**** Record extracts

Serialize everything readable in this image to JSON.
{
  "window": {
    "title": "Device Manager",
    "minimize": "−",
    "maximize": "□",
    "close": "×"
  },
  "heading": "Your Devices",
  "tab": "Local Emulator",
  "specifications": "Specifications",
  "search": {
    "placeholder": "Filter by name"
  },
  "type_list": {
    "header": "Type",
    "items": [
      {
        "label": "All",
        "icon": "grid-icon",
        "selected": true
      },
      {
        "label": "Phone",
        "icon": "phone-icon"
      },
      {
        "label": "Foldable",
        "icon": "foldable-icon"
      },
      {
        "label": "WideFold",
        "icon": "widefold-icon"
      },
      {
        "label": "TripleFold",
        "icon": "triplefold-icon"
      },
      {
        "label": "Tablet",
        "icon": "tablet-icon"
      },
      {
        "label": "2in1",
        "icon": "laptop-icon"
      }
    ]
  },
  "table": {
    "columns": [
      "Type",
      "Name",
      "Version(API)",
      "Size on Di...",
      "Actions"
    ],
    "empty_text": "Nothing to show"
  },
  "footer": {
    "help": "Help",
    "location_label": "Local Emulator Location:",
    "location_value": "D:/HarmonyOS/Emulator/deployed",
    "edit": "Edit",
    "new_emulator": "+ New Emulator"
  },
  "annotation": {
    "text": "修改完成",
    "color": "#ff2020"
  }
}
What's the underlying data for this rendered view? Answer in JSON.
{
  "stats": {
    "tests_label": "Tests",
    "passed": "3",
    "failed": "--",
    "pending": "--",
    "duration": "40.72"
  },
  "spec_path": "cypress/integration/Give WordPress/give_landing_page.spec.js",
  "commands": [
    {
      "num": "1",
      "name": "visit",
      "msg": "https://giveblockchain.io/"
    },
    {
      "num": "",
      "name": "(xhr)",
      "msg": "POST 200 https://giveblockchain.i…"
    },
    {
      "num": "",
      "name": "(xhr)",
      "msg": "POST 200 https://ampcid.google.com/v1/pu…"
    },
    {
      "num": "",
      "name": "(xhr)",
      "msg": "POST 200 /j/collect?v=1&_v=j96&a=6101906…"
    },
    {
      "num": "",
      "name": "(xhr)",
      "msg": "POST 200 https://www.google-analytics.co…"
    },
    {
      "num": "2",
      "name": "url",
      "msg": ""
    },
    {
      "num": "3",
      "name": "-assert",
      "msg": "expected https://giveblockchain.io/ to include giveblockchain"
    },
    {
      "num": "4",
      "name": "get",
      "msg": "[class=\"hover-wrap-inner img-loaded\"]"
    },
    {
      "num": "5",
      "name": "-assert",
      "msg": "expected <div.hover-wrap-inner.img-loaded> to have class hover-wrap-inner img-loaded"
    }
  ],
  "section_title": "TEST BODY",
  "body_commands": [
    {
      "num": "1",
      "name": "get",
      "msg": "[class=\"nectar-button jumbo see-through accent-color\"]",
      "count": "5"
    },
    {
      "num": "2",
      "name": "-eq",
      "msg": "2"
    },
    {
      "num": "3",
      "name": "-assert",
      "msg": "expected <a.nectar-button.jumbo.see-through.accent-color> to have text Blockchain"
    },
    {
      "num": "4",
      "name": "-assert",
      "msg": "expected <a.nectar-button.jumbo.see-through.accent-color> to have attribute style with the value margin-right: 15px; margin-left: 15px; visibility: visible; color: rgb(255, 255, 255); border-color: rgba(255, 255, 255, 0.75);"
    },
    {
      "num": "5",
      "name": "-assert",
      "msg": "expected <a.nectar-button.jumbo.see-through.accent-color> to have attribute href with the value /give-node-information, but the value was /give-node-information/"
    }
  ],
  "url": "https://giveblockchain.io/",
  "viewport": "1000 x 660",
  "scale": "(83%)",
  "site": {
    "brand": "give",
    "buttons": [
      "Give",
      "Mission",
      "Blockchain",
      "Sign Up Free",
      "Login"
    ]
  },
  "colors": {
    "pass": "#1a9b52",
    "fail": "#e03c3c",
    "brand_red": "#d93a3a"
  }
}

********

Written instruction
The entries above should be repeated exactly, every one of them.

Problem solution
Serialize everything readable in this image to JSON.
{
  "window": {
    "title": "Device Manager",
    "minimize": "−",
    "maximize": "□",
    "close": "×"
  },
  "heading": "Your Devices",
  "tab": "Local Emulator",
  "specifications": "Specifications",
  "search": {
    "placeholder": "Filter by name"
  },
  "type_list": {
    "header": "Type",
    "items": [
      {
        "label": "All",
        "icon": "grid-icon",
        "selected": true
      },
      {
        "label": "Phone",
        "icon": "phone-icon"
      },
      {
        "label": "Foldable",
        "icon": "foldable-icon"
      },
      {
        "label": "WideFold",
        "icon": "widefold-icon"
      },
      {
        "label": "TripleFold",
        "icon": "triplefold-icon"
      },
      {
        "label": "Tablet",
        "icon": "tablet-icon"
      },
      {
        "label": "2in1",
        "icon": "laptop-icon"
      }
    ]
  },
  "table": {
    "columns": [
      "Type",
      "Name",
      "Version(API)",
      "Size on Di...",
      "Actions"
    ],
    "empty_text": "Nothing to show"
  },
  "footer": {
    "help": "Help",
    "location_label": "Local Emulator Location:",
    "location_value": "D:/HarmonyOS/Emulator/deployed",
    "edit": "Edit",
    "new_emulator": "+ New Emulator"
  },
  "annotation": {
    "text": "修改完成",
    "color": "#ff2020"
  }
}
What's the underlying data for this rendered view? Answer in JSON.
{
  "stats": {
    "tests_label": "Tests",
    "passed": "3",
    "failed": "--",
    "pending": "--",
    "duration": "40.72"
  },
  "spec_path": "cypress/integration/Give WordPress/give_landing_page.spec.js",
  "commands": [
    {
      "num": "1",
      "name": "visit",
      "msg": "https://giveblockchain.io/"
    },
    {
      "num": "",
      "name": "(xhr)",
      "msg": "POST 200 https://giveblockchain.i…"
    },
    {
      "num": "",
      "name": "(xhr)",
      "msg": "POST 200 https://ampcid.google.com/v1/pu…"
    },
    {
      "num": "",
      "name": "(xhr)",
      "msg": "POST 200 /j/collect?v=1&_v=j96&a=6101906…"
    },
    {
      "num": "",
      "name": "(xhr)",
      "msg": "POST 200 https://www.google-analytics.co…"
    },
    {
      "num": "2",
      "name": "url",
      "msg": ""
    },
    {
      "num": "3",
      "name": "-assert",
      "msg": "expected https://giveblockchain.io/ to include giveblockchain"
    },
    {
      "num": "4",
      "name": "get",
      "msg": "[class=\"hover-wrap-inner img-loaded\"]"
    },
    {
      "num": "5",
      "name": "-assert",
      "msg": "expected <div.hover-wrap-inner.img-loaded> to have class hover-wrap-inner img-loaded"
    }
  ],
  "section_title": "TEST BODY",
  "body_commands": [
    {
      "num": "1",
      "name": "get",
      "msg": "[class=\"nectar-button jumbo see-through accent-color\"]",
      "count": "5"
    },
    {
      "num": "2",
      "name": "-eq",
      "msg": "2"
    },
    {
      "num": "3",
      "name": "-assert",
      "msg": "expected <a.nectar-button.jumbo.see-through.accent-color> to have text Blockchain"
    },
    {
      "num": "4",
      "name": "-assert",
      "msg": "expected <a.nectar-button.jumbo.see-through.accent-color> to have attribute style with the value margin-right: 15px; margin-left: 15px; visibility: visible; color: rgb(255, 255, 255); border-color: rgba(255, 255, 255, 0.75);"
    },
    {
      "num": "5",
      "name": "-assert",
      "msg": "expected <a.nectar-button.jumbo.see-through.accent-color> to have attribute href with the value /give-node-information, but the value was /give-node-information/"
    }
  ],
  "url": "https://giveblockchain.io/",
  "viewport": "1000 x 660",
  "scale": "(83%)",
  "site": {
    "brand": "give",
    "buttons": [
      "Give",
      "Mission",
      "Blockchain",
      "Sign Up Free",
      "Login"
    ]
  },
  "colors": {
    "pass": "#1a9b52",
    "fail": "#e03c3c",
    "brand_red": "#d93a3a"
  }
}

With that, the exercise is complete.